> Your goal
Search the material for the word "start" and report each line where it turns up.

—————

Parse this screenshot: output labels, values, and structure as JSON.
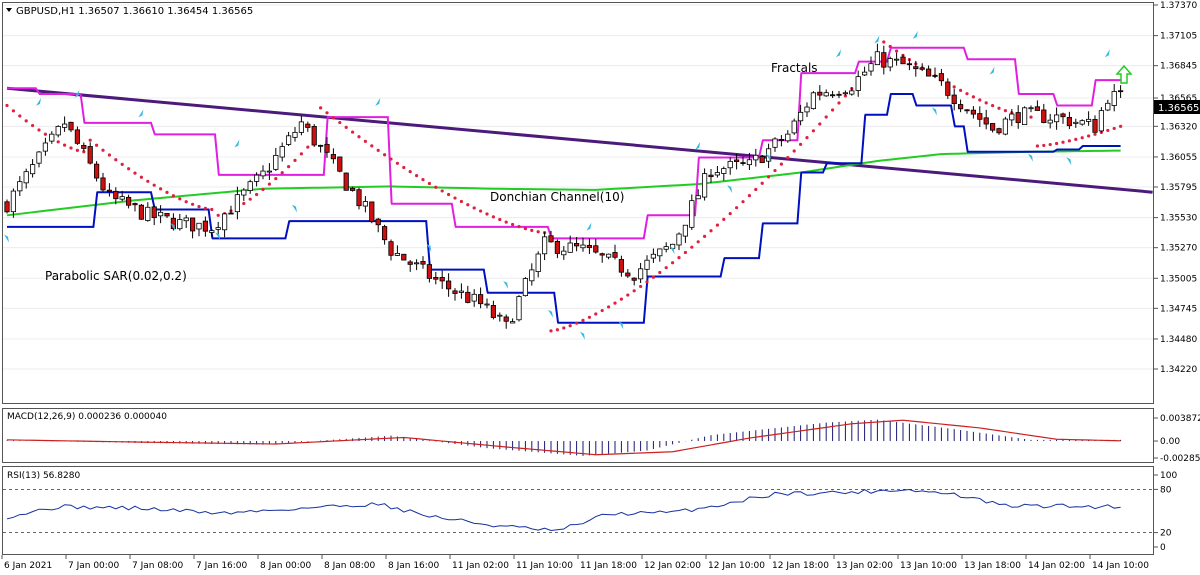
{
  "header": {
    "symbol_info": "GBPUSD,H1  1.36507  1.36610  1.36454  1.36565",
    "macd_label": "MACD(12,26,9) 0.000236 0.000040",
    "rsi_label": "RSI(13) 56.8280"
  },
  "annotations": {
    "fractals": "Fractals",
    "donchian": "Donchian Channel(10)",
    "sar": "Parabolic SAR(0.02,0.2)"
  },
  "colors": {
    "bull": "#ffffff",
    "bear": "#cc1010",
    "wick": "#000000",
    "donchian_upper": "#e020e0",
    "donchian_lower": "#0010c0",
    "ma": "#22cc22",
    "trend": "#4b1a7a",
    "sar": "#e02040",
    "fractal": "#33bbdd",
    "macd_hist": "#1a1a6e",
    "macd_signal": "#cc2020",
    "rsi": "#1530a0",
    "up_arrow": "#22cc22"
  },
  "chart_data": [
    {
      "type": "candlestick",
      "name": "GBPUSD,H1",
      "ylim": [
        1.3422,
        1.3737
      ],
      "y_ticks": [
        "1.37370",
        "1.37105",
        "1.36845",
        "1.36565",
        "1.36320",
        "1.36055",
        "1.35795",
        "1.35530",
        "1.35270",
        "1.35005",
        "1.34745",
        "1.34480",
        "1.34220"
      ],
      "current_price": "1.36565",
      "x_ticks": [
        "6 Jan 2021",
        "7 Jan 00:00",
        "7 Jan 08:00",
        "7 Jan 16:00",
        "8 Jan 00:00",
        "8 Jan 08:00",
        "8 Jan 16:00",
        "11 Jan 02:00",
        "11 Jan 10:00",
        "11 Jan 18:00",
        "12 Jan 02:00",
        "12 Jan 10:00",
        "12 Jan 18:00",
        "13 Jan 02:00",
        "13 Jan 10:00",
        "13 Jan 18:00",
        "14 Jan 02:00",
        "14 Jan 10:00"
      ],
      "anchors": [
        [
          0,
          1.3565
        ],
        [
          9,
          1.3635
        ],
        [
          16,
          1.357
        ],
        [
          22,
          1.3555
        ],
        [
          27,
          1.3548
        ],
        [
          32,
          1.3545
        ],
        [
          40,
          1.359
        ],
        [
          46,
          1.3635
        ],
        [
          52,
          1.359
        ],
        [
          56,
          1.356
        ],
        [
          60,
          1.3525
        ],
        [
          68,
          1.3495
        ],
        [
          74,
          1.3478
        ],
        [
          78,
          1.3458
        ],
        [
          84,
          1.353
        ],
        [
          90,
          1.3525
        ],
        [
          98,
          1.3505
        ],
        [
          104,
          1.353
        ],
        [
          110,
          1.3595
        ],
        [
          116,
          1.3598
        ],
        [
          122,
          1.3625
        ],
        [
          126,
          1.366
        ],
        [
          132,
          1.3668
        ],
        [
          136,
          1.369
        ],
        [
          140,
          1.3685
        ],
        [
          146,
          1.3668
        ],
        [
          150,
          1.3648
        ],
        [
          154,
          1.363
        ],
        [
          158,
          1.3642
        ],
        [
          164,
          1.364
        ],
        [
          170,
          1.3632
        ],
        [
          172,
          1.3658
        ],
        [
          174,
          1.3657
        ]
      ],
      "donchian_upper_steps": [
        [
          0,
          1.3665
        ],
        [
          5,
          1.366
        ],
        [
          12,
          1.3635
        ],
        [
          23,
          1.3625
        ],
        [
          33,
          1.359
        ],
        [
          50,
          1.364
        ],
        [
          60,
          1.3565
        ],
        [
          70,
          1.3545
        ],
        [
          85,
          1.3535
        ],
        [
          100,
          1.3555
        ],
        [
          108,
          1.3605
        ],
        [
          118,
          1.362
        ],
        [
          124,
          1.3678
        ],
        [
          133,
          1.3688
        ],
        [
          138,
          1.37
        ],
        [
          150,
          1.369
        ],
        [
          158,
          1.366
        ],
        [
          164,
          1.365
        ],
        [
          170,
          1.3672
        ]
      ],
      "donchian_lower_steps": [
        [
          0,
          1.3545
        ],
        [
          14,
          1.3575
        ],
        [
          23,
          1.356
        ],
        [
          32,
          1.3535
        ],
        [
          44,
          1.355
        ],
        [
          56,
          1.355
        ],
        [
          66,
          1.3508
        ],
        [
          75,
          1.3488
        ],
        [
          86,
          1.3462
        ],
        [
          100,
          1.3502
        ],
        [
          112,
          1.3518
        ],
        [
          118,
          1.3548
        ],
        [
          124,
          1.3592
        ],
        [
          128,
          1.36
        ],
        [
          134,
          1.3642
        ],
        [
          138,
          1.366
        ],
        [
          142,
          1.365
        ],
        [
          148,
          1.3632
        ],
        [
          150,
          1.361
        ],
        [
          164,
          1.3612
        ],
        [
          168,
          1.3615
        ]
      ],
      "ma_points": [
        [
          0,
          1.3555
        ],
        [
          20,
          1.3568
        ],
        [
          40,
          1.3578
        ],
        [
          60,
          1.358
        ],
        [
          76,
          1.3578
        ],
        [
          92,
          1.3577
        ],
        [
          108,
          1.3582
        ],
        [
          124,
          1.3592
        ],
        [
          136,
          1.3602
        ],
        [
          146,
          1.3608
        ],
        [
          160,
          1.361
        ],
        [
          174,
          1.3611
        ]
      ],
      "trendline": [
        [
          0,
          1.3665
        ],
        [
          179,
          1.3575
        ]
      ],
      "sar_segments": [
        {
          "from": 0,
          "to": 12,
          "start": 1.365,
          "end": 1.361,
          "side": "above"
        },
        {
          "from": 13,
          "to": 32,
          "start": 1.362,
          "end": 1.356,
          "side": "above"
        },
        {
          "from": 33,
          "to": 48,
          "start": 1.3555,
          "end": 1.362,
          "side": "below"
        },
        {
          "from": 49,
          "to": 84,
          "start": 1.3648,
          "end": 1.354,
          "side": "above"
        },
        {
          "from": 85,
          "to": 136,
          "start": 1.3455,
          "end": 1.369,
          "side": "below"
        },
        {
          "from": 137,
          "to": 160,
          "start": 1.3705,
          "end": 1.364,
          "side": "above"
        },
        {
          "from": 161,
          "to": 174,
          "start": 1.3615,
          "end": 1.3632,
          "side": "below"
        }
      ],
      "fractals_up": [
        [
          5,
          1.3648
        ],
        [
          11,
          1.3655
        ],
        [
          21,
          1.3638
        ],
        [
          36,
          1.3612
        ],
        [
          58,
          1.3648
        ],
        [
          91,
          1.354
        ],
        [
          108,
          1.361
        ],
        [
          130,
          1.369
        ],
        [
          136,
          1.3702
        ],
        [
          142,
          1.3706
        ],
        [
          154,
          1.3675
        ],
        [
          172,
          1.369
        ]
      ],
      "fractals_down": [
        [
          0,
          1.354
        ],
        [
          26,
          1.355
        ],
        [
          33,
          1.3542
        ],
        [
          45,
          1.3566
        ],
        [
          66,
          1.3532
        ],
        [
          78,
          1.35
        ],
        [
          85,
          1.3475
        ],
        [
          90,
          1.3456
        ],
        [
          96,
          1.3465
        ],
        [
          104,
          1.353
        ],
        [
          113,
          1.3583
        ],
        [
          119,
          1.361
        ],
        [
          145,
          1.365
        ],
        [
          160,
          1.361
        ],
        [
          166,
          1.3607
        ]
      ]
    },
    {
      "type": "macd",
      "name": "MACD(12,26,9)",
      "ylim": [
        -0.002851,
        0.003872
      ],
      "y_ticks": [
        "0.003872",
        "0.00",
        "-0.002851"
      ],
      "hist_anchors": [
        [
          0,
          0.0001
        ],
        [
          20,
          -0.0003
        ],
        [
          40,
          -0.0006
        ],
        [
          60,
          0.0009
        ],
        [
          75,
          -0.0012
        ],
        [
          90,
          -0.0025
        ],
        [
          100,
          -0.0016
        ],
        [
          110,
          0.001
        ],
        [
          128,
          0.0031
        ],
        [
          136,
          0.0036
        ],
        [
          148,
          0.002
        ],
        [
          160,
          0.0002
        ],
        [
          174,
          0.0002
        ]
      ],
      "signal_anchors": [
        [
          0,
          0.0002
        ],
        [
          22,
          -0.0002
        ],
        [
          42,
          -0.0005
        ],
        [
          62,
          0.0006
        ],
        [
          78,
          -0.001
        ],
        [
          92,
          -0.0023
        ],
        [
          104,
          -0.0018
        ],
        [
          116,
          0.0005
        ],
        [
          132,
          0.0029
        ],
        [
          140,
          0.0035
        ],
        [
          152,
          0.0022
        ],
        [
          164,
          0.0003
        ],
        [
          174,
          4e-05
        ]
      ]
    },
    {
      "type": "rsi",
      "name": "RSI(13)",
      "ylim": [
        0,
        100
      ],
      "y_ticks": [
        "100",
        "80",
        "20",
        "0"
      ],
      "levels": [
        80,
        20
      ],
      "anchors": [
        [
          0,
          42
        ],
        [
          8,
          56
        ],
        [
          20,
          54
        ],
        [
          34,
          47
        ],
        [
          48,
          55
        ],
        [
          58,
          60
        ],
        [
          66,
          43
        ],
        [
          76,
          30
        ],
        [
          86,
          22
        ],
        [
          94,
          46
        ],
        [
          104,
          48
        ],
        [
          110,
          56
        ],
        [
          120,
          74
        ],
        [
          132,
          76
        ],
        [
          140,
          80
        ],
        [
          148,
          73
        ],
        [
          156,
          57
        ],
        [
          164,
          57
        ],
        [
          170,
          56
        ],
        [
          174,
          57
        ]
      ]
    }
  ]
}
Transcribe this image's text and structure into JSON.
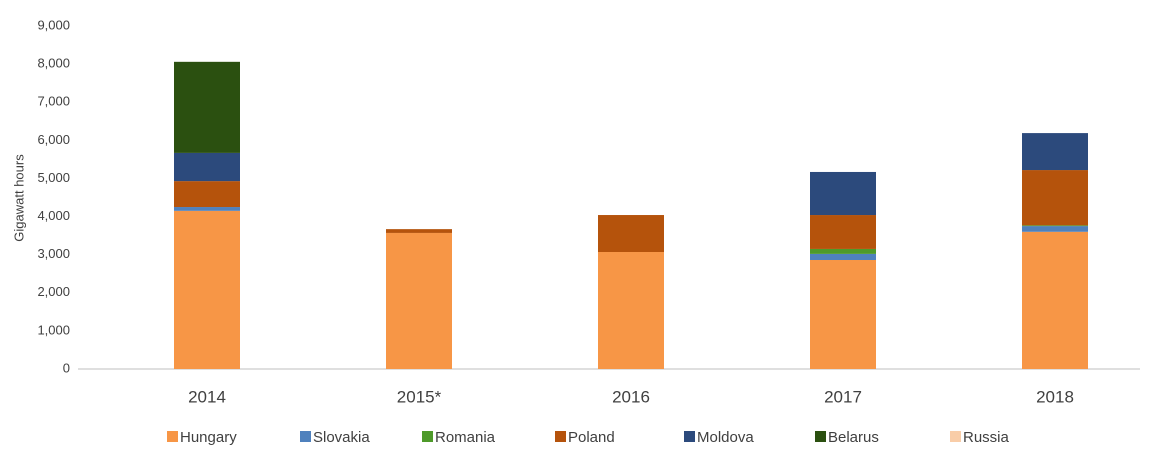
{
  "chart_data": {
    "type": "stacked_bar",
    "y_label": "Gigawatt hours",
    "categories": [
      "2014",
      "2015*",
      "2016",
      "2017",
      "2018"
    ],
    "series": [
      {
        "name": "Hungary",
        "color": "#f79646",
        "values": [
          4150,
          3570,
          3070,
          2860,
          3600
        ]
      },
      {
        "name": "Slovakia",
        "color": "#4f81bd",
        "values": [
          100,
          0,
          0,
          160,
          150
        ]
      },
      {
        "name": "Romania",
        "color": "#4e9a2a",
        "values": [
          0,
          0,
          0,
          130,
          20
        ]
      },
      {
        "name": "Poland",
        "color": "#b5530c",
        "values": [
          680,
          100,
          970,
          890,
          1450
        ]
      },
      {
        "name": "Moldova",
        "color": "#2c4a7c",
        "values": [
          740,
          0,
          0,
          1130,
          970
        ]
      },
      {
        "name": "Belarus",
        "color": "#2b5010",
        "values": [
          2390,
          0,
          0,
          0,
          0
        ]
      },
      {
        "name": "Russia",
        "color": "#f9cda8",
        "values": [
          0,
          0,
          0,
          0,
          0
        ]
      }
    ],
    "ylim": [
      0,
      9000
    ],
    "yticks": [
      0,
      {
        "value": 1000,
        "label": "1,000"
      },
      {
        "value": 2000,
        "label": "2,000"
      },
      {
        "value": 3000,
        "label": "3,000"
      },
      {
        "value": 4000,
        "label": "4,000"
      },
      {
        "value": 5000,
        "label": "5,000"
      },
      {
        "value": 6000,
        "label": "6,000"
      },
      {
        "value": 7000,
        "label": "7,000"
      },
      {
        "value": 8000,
        "label": "8,000"
      },
      {
        "value": 9000,
        "label": "9,000"
      }
    ],
    "grid": false,
    "legend": "bottom"
  }
}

—————

> Exercise output
          "start": 1.365,
          "start": 1.362,
          "start": 1.3555,
          "start": 1.3648,
          "start": 1.3455,
          "start": 1.3705,
          "start": 1.3615,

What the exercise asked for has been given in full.